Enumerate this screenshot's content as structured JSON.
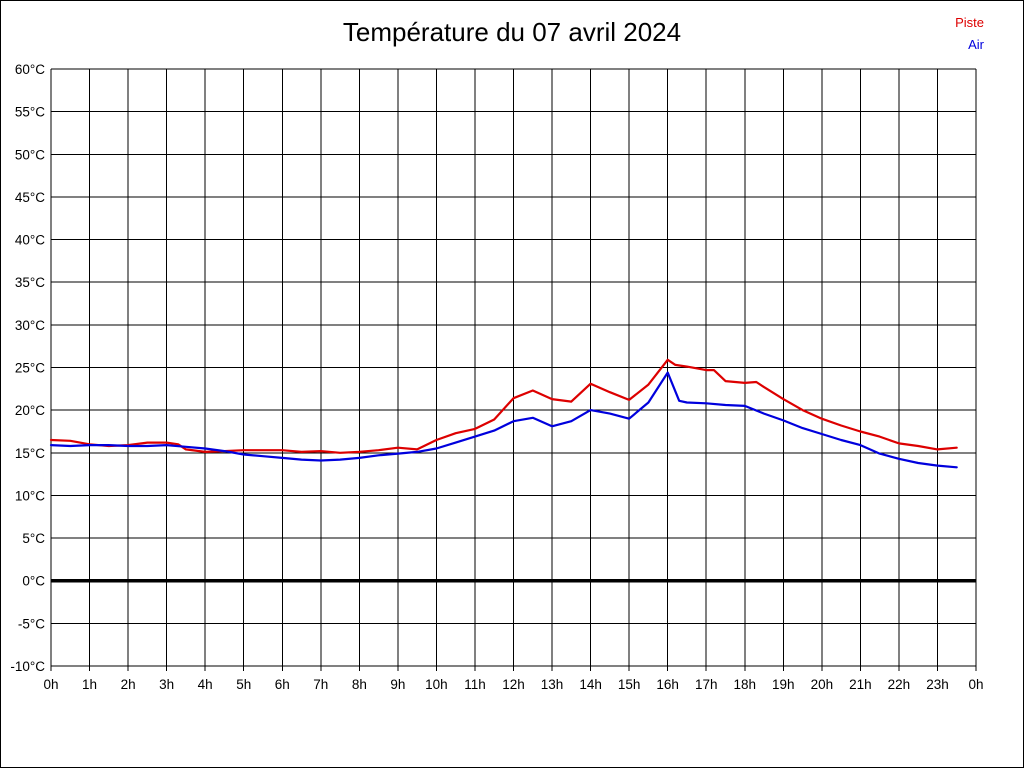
{
  "chart_data": {
    "type": "line",
    "title": "Température du 07 avril 2024",
    "x_unit": "hours",
    "y_unit": "°C",
    "xlim": [
      0,
      24
    ],
    "ylim": [
      -10,
      60
    ],
    "grid": true,
    "zero_line_value": 0,
    "legend_position": "top-right",
    "legend": [
      {
        "label": "Piste",
        "color": "#dd0000"
      },
      {
        "label": "Air",
        "color": "#0000dd"
      }
    ],
    "x_axis": {
      "tick_values": [
        0,
        1,
        2,
        3,
        4,
        5,
        6,
        7,
        8,
        9,
        10,
        11,
        12,
        13,
        14,
        15,
        16,
        17,
        18,
        19,
        20,
        21,
        22,
        23,
        24
      ],
      "tick_labels": [
        "0h",
        "1h",
        "2h",
        "3h",
        "4h",
        "5h",
        "6h",
        "7h",
        "8h",
        "9h",
        "10h",
        "11h",
        "12h",
        "13h",
        "14h",
        "15h",
        "16h",
        "17h",
        "18h",
        "19h",
        "20h",
        "21h",
        "22h",
        "23h",
        "0h"
      ]
    },
    "y_axis": {
      "tick_values": [
        60,
        55,
        50,
        45,
        40,
        35,
        30,
        25,
        20,
        15,
        10,
        5,
        0,
        -5,
        -10
      ],
      "tick_labels": [
        "60°C",
        "55°C",
        "50°C",
        "45°C",
        "40°C",
        "35°C",
        "30°C",
        "25°C",
        "20°C",
        "15°C",
        "10°C",
        "5°C",
        "0°C",
        "-5°C",
        "-10°C"
      ]
    },
    "series": [
      {
        "name": "Piste",
        "color": "#dd0000",
        "x": [
          0,
          0.5,
          1,
          1.5,
          2,
          2.5,
          3,
          3.3,
          3.5,
          4,
          4.5,
          5,
          5.5,
          6,
          6.5,
          7,
          7.5,
          8,
          8.5,
          9,
          9.5,
          10,
          10.5,
          11,
          11.5,
          12,
          12.5,
          13,
          13.5,
          14,
          14.5,
          15,
          15.5,
          16,
          16.2,
          16.5,
          17,
          17.2,
          17.5,
          18,
          18.3,
          18.5,
          19,
          19.5,
          20,
          20.5,
          21,
          21.5,
          22,
          22.5,
          23,
          23.5
        ],
        "values": [
          16.5,
          16.4,
          16.0,
          15.8,
          15.9,
          16.2,
          16.2,
          16.0,
          15.4,
          15.1,
          15.2,
          15.3,
          15.3,
          15.3,
          15.1,
          15.2,
          15.0,
          15.1,
          15.3,
          15.6,
          15.4,
          16.5,
          17.3,
          17.8,
          18.9,
          21.4,
          22.3,
          21.3,
          21.0,
          23.1,
          22.1,
          21.2,
          23.0,
          25.9,
          25.3,
          25.1,
          24.7,
          24.7,
          23.4,
          23.2,
          23.3,
          22.7,
          21.3,
          20.0,
          19.0,
          18.2,
          17.5,
          16.9,
          16.1,
          15.8,
          15.4,
          15.6
        ]
      },
      {
        "name": "Air",
        "color": "#0000dd",
        "x": [
          0,
          0.5,
          1,
          1.5,
          2,
          2.5,
          3,
          3.5,
          4,
          4.5,
          5,
          5.5,
          6,
          6.5,
          7,
          7.5,
          8,
          8.5,
          9,
          9.5,
          10,
          10.5,
          11,
          11.5,
          12,
          12.5,
          13,
          13.5,
          14,
          14.5,
          15,
          15.5,
          16,
          16.3,
          16.5,
          17,
          17.5,
          18,
          18.5,
          19,
          19.5,
          20,
          20.5,
          21,
          21.5,
          22,
          22.5,
          23,
          23.5
        ],
        "values": [
          15.9,
          15.8,
          15.9,
          15.9,
          15.8,
          15.8,
          15.9,
          15.7,
          15.5,
          15.2,
          14.8,
          14.6,
          14.4,
          14.2,
          14.1,
          14.2,
          14.4,
          14.7,
          14.9,
          15.1,
          15.5,
          16.2,
          16.9,
          17.6,
          18.7,
          19.1,
          18.1,
          18.7,
          20.0,
          19.6,
          19.0,
          20.9,
          24.4,
          21.1,
          20.9,
          20.8,
          20.6,
          20.5,
          19.6,
          18.8,
          17.9,
          17.2,
          16.5,
          15.9,
          14.9,
          14.3,
          13.8,
          13.5,
          13.3
        ]
      }
    ]
  }
}
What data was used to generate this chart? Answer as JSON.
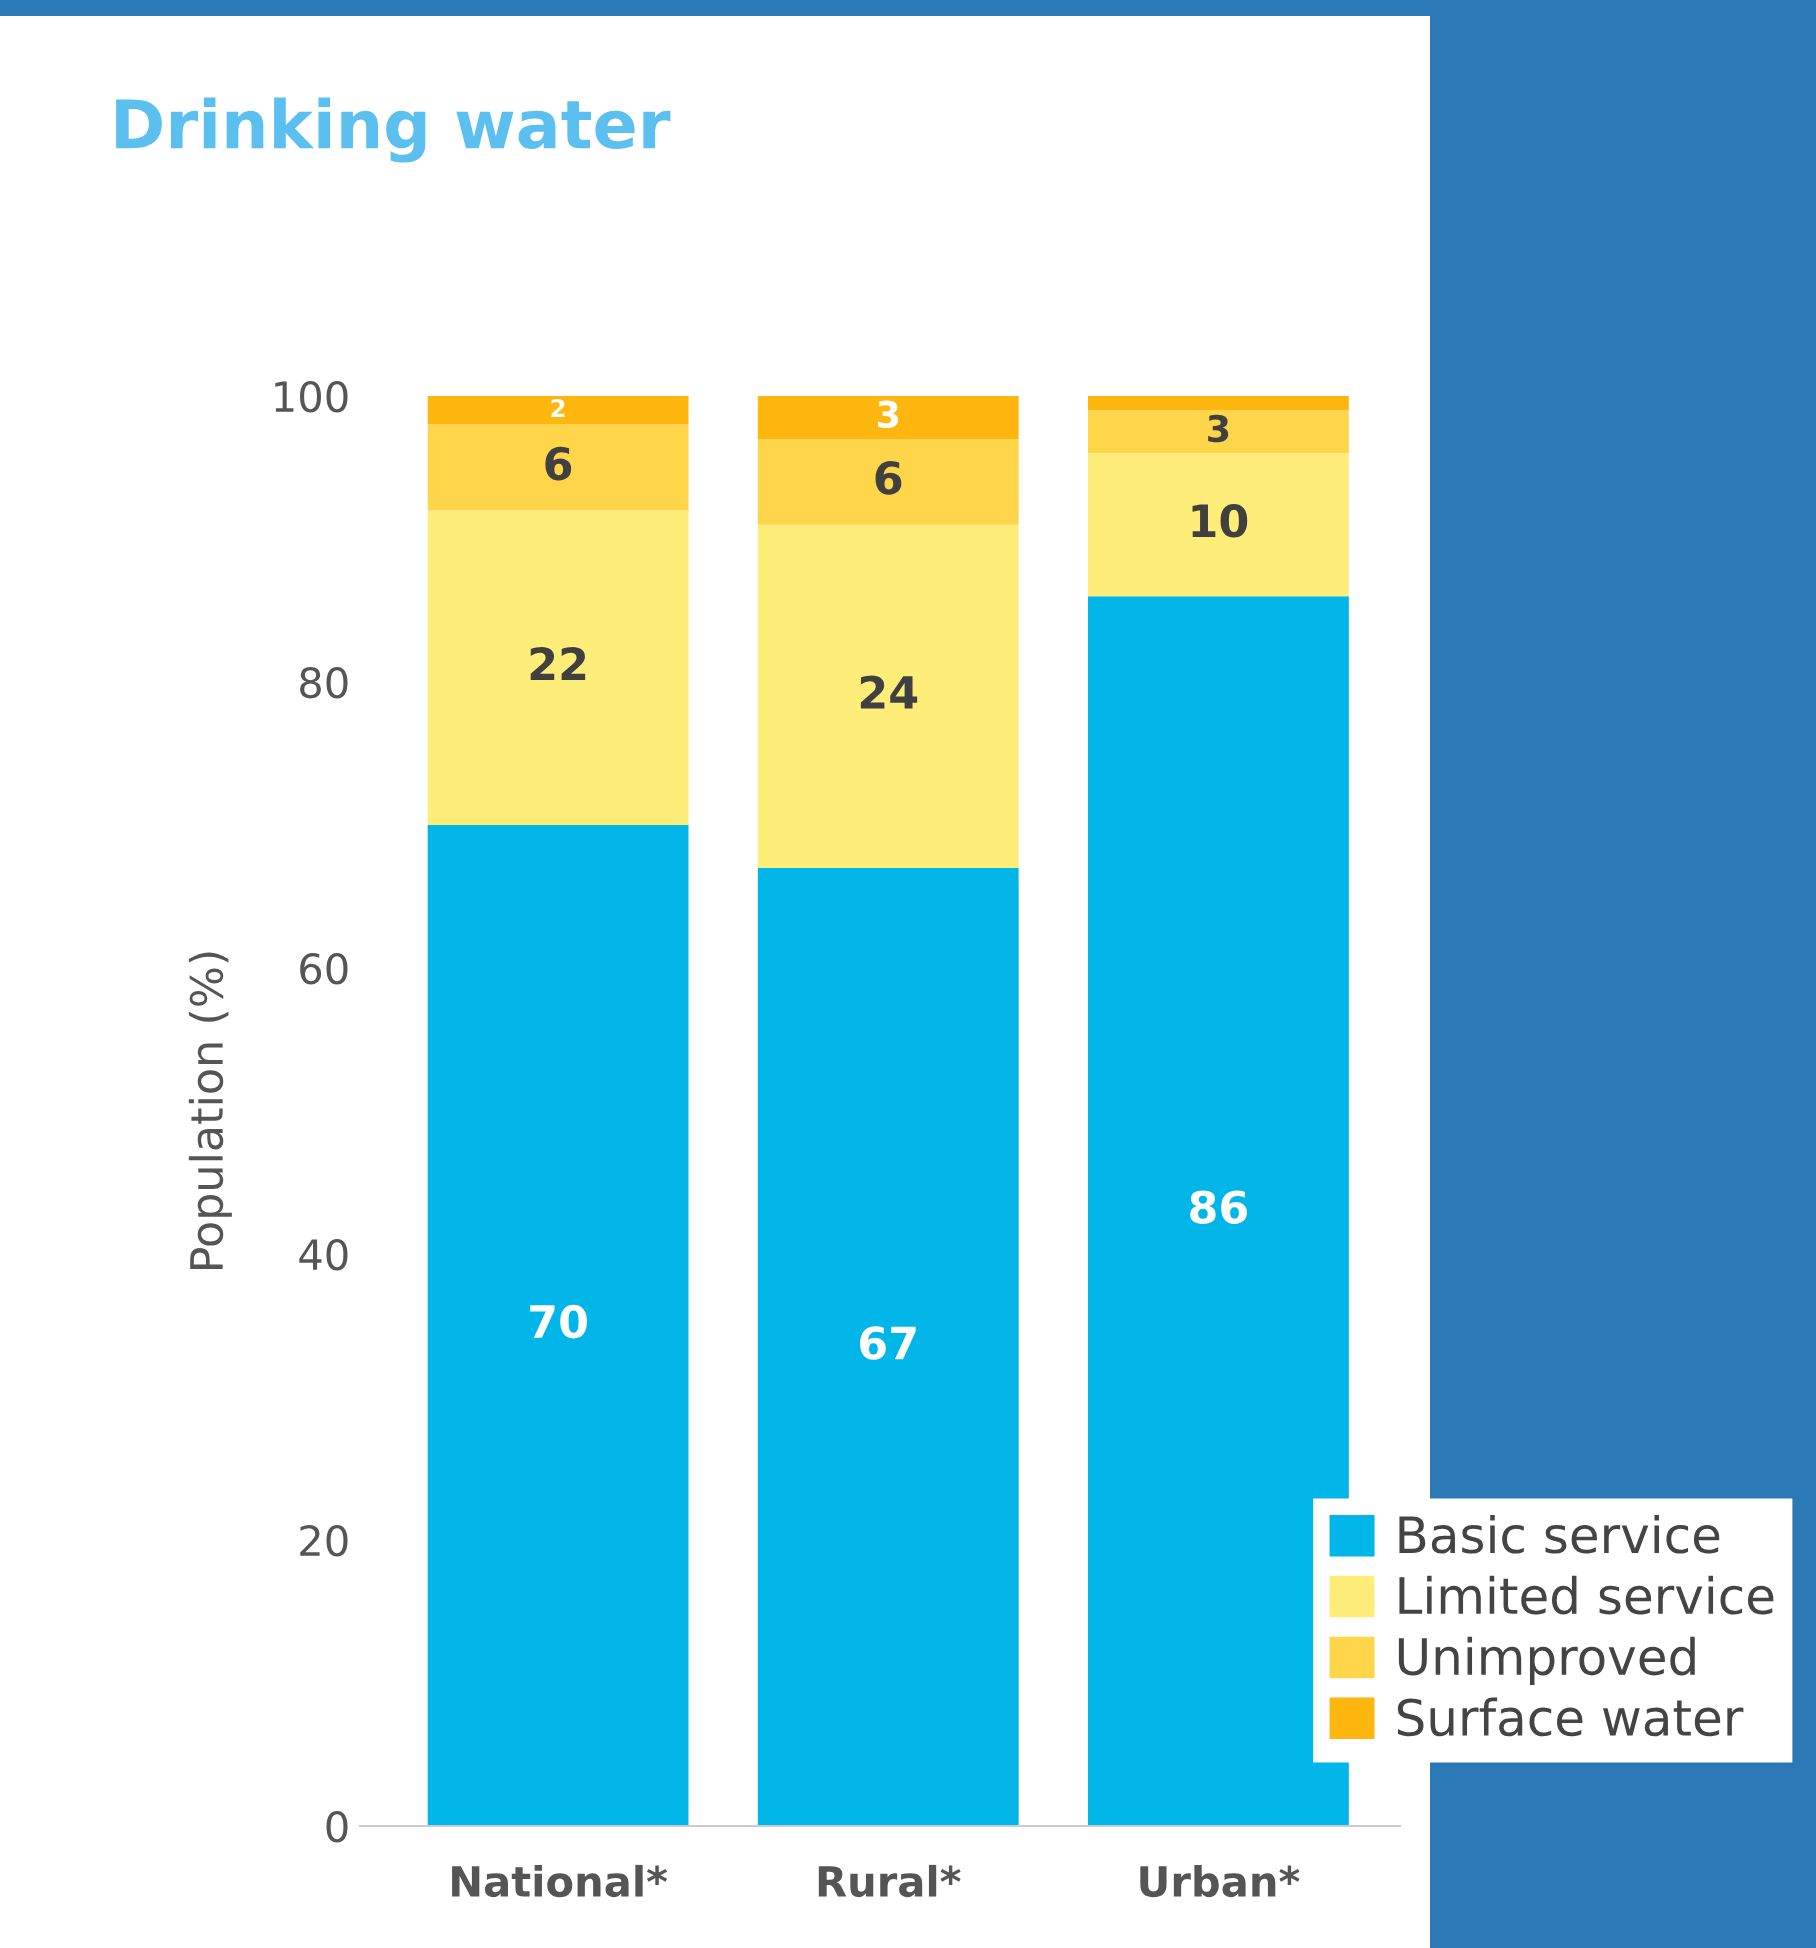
{
  "chart_data": {
    "type": "bar",
    "title": "Drinking water",
    "ylabel": "Population (%)",
    "stacked": true,
    "categories": [
      "National*",
      "Rural*",
      "Urban*"
    ],
    "series": [
      {
        "name": "Basic service",
        "color": "#00b5e8",
        "values": [
          70,
          67,
          86
        ],
        "value_labels": [
          "70",
          "67",
          "86"
        ]
      },
      {
        "name": "Limited service",
        "color": "#ffed79",
        "values": [
          22,
          24,
          10
        ],
        "value_labels": [
          "22",
          "24",
          "10"
        ]
      },
      {
        "name": "Unimproved",
        "color": "#ffd54a",
        "values": [
          6,
          6,
          3
        ],
        "value_labels": [
          "6",
          "6",
          "3"
        ]
      },
      {
        "name": "Surface water",
        "color": "#ffb60f",
        "values": [
          2,
          3,
          1
        ],
        "value_labels": [
          "2",
          "3",
          null
        ]
      }
    ],
    "ylim": [
      0,
      100
    ],
    "yticks": [
      0,
      20,
      40,
      60,
      80,
      100
    ],
    "grid": false,
    "legend": "bottom right"
  }
}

━━━━━━

■ Exercise requirements: Quote every record above exactly, omitting any pictures they contain.

■ Finished answer:
Enumerate this screenshot's content as structured JSON.
{
  "chart_data": {
    "type": "line",
    "title": "Température du 07 avril 2024",
    "x_unit": "hours",
    "y_unit": "°C",
    "xlim": [
      0,
      24
    ],
    "ylim": [
      -10,
      60
    ],
    "grid": true,
    "zero_line_value": 0,
    "legend_position": "top-right",
    "legend": [
      {
        "label": "Piste",
        "color": "#dd0000"
      },
      {
        "label": "Air",
        "color": "#0000dd"
      }
    ],
    "x_axis": {
      "tick_values": [
        0,
        1,
        2,
        3,
        4,
        5,
        6,
        7,
        8,
        9,
        10,
        11,
        12,
        13,
        14,
        15,
        16,
        17,
        18,
        19,
        20,
        21,
        22,
        23,
        24
      ],
      "tick_labels": [
        "0h",
        "1h",
        "2h",
        "3h",
        "4h",
        "5h",
        "6h",
        "7h",
        "8h",
        "9h",
        "10h",
        "11h",
        "12h",
        "13h",
        "14h",
        "15h",
        "16h",
        "17h",
        "18h",
        "19h",
        "20h",
        "21h",
        "22h",
        "23h",
        "0h"
      ]
    },
    "y_axis": {
      "tick_values": [
        60,
        55,
        50,
        45,
        40,
        35,
        30,
        25,
        20,
        15,
        10,
        5,
        0,
        -5,
        -10
      ],
      "tick_labels": [
        "60°C",
        "55°C",
        "50°C",
        "45°C",
        "40°C",
        "35°C",
        "30°C",
        "25°C",
        "20°C",
        "15°C",
        "10°C",
        "5°C",
        "0°C",
        "-5°C",
        "-10°C"
      ]
    },
    "series": [
      {
        "name": "Piste",
        "color": "#dd0000",
        "x": [
          0,
          0.5,
          1,
          1.5,
          2,
          2.5,
          3,
          3.3,
          3.5,
          4,
          4.5,
          5,
          5.5,
          6,
          6.5,
          7,
          7.5,
          8,
          8.5,
          9,
          9.5,
          10,
          10.5,
          11,
          11.5,
          12,
          12.5,
          13,
          13.5,
          14,
          14.5,
          15,
          15.5,
          16,
          16.2,
          16.5,
          17,
          17.2,
          17.5,
          18,
          18.3,
          18.5,
          19,
          19.5,
          20,
          20.5,
          21,
          21.5,
          22,
          22.5,
          23,
          23.5
        ],
        "values": [
          16.5,
          16.4,
          16.0,
          15.8,
          15.9,
          16.2,
          16.2,
          16.0,
          15.4,
          15.1,
          15.2,
          15.3,
          15.3,
          15.3,
          15.1,
          15.2,
          15.0,
          15.1,
          15.3,
          15.6,
          15.4,
          16.5,
          17.3,
          17.8,
          18.9,
          21.4,
          22.3,
          21.3,
          21.0,
          23.1,
          22.1,
          21.2,
          23.0,
          25.9,
          25.3,
          25.1,
          24.7,
          24.7,
          23.4,
          23.2,
          23.3,
          22.7,
          21.3,
          20.0,
          19.0,
          18.2,
          17.5,
          16.9,
          16.1,
          15.8,
          15.4,
          15.6
        ]
      },
      {
        "name": "Air",
        "color": "#0000dd",
        "x": [
          0,
          0.5,
          1,
          1.5,
          2,
          2.5,
          3,
          3.5,
          4,
          4.5,
          5,
          5.5,
          6,
          6.5,
          7,
          7.5,
          8,
          8.5,
          9,
          9.5,
          10,
          10.5,
          11,
          11.5,
          12,
          12.5,
          13,
          13.5,
          14,
          14.5,
          15,
          15.5,
          16,
          16.3,
          16.5,
          17,
          17.5,
          18,
          18.5,
          19,
          19.5,
          20,
          20.5,
          21,
          21.5,
          22,
          22.5,
          23,
          23.5
        ],
        "values": [
          15.9,
          15.8,
          15.9,
          15.9,
          15.8,
          15.8,
          15.9,
          15.7,
          15.5,
          15.2,
          14.8,
          14.6,
          14.4,
          14.2,
          14.1,
          14.2,
          14.4,
          14.7,
          14.9,
          15.1,
          15.5,
          16.2,
          16.9,
          17.6,
          18.7,
          19.1,
          18.1,
          18.7,
          20.0,
          19.6,
          19.0,
          20.9,
          24.4,
          21.1,
          20.9,
          20.8,
          20.6,
          20.5,
          19.6,
          18.8,
          17.9,
          17.2,
          16.5,
          15.9,
          14.9,
          14.3,
          13.8,
          13.5,
          13.3
        ]
      }
    ]
  }
}
What data was used to generate this chart? Answer as JSON.
{
  "chart_data": {
    "type": "bar",
    "title": "Drinking water",
    "ylabel": "Population (%)",
    "stacked": true,
    "categories": [
      "National*",
      "Rural*",
      "Urban*"
    ],
    "series": [
      {
        "name": "Basic service",
        "color": "#00b5e8",
        "values": [
          70,
          67,
          86
        ],
        "value_labels": [
          "70",
          "67",
          "86"
        ]
      },
      {
        "name": "Limited service",
        "color": "#ffed79",
        "values": [
          22,
          24,
          10
        ],
        "value_labels": [
          "22",
          "24",
          "10"
        ]
      },
      {
        "name": "Unimproved",
        "color": "#ffd54a",
        "values": [
          6,
          6,
          3
        ],
        "value_labels": [
          "6",
          "6",
          "3"
        ]
      },
      {
        "name": "Surface water",
        "color": "#ffb60f",
        "values": [
          2,
          3,
          1
        ],
        "value_labels": [
          "2",
          "3",
          null
        ]
      }
    ],
    "ylim": [
      0,
      100
    ],
    "yticks": [
      0,
      20,
      40,
      60,
      80,
      100
    ],
    "grid": false,
    "legend": "bottom right"
  }
}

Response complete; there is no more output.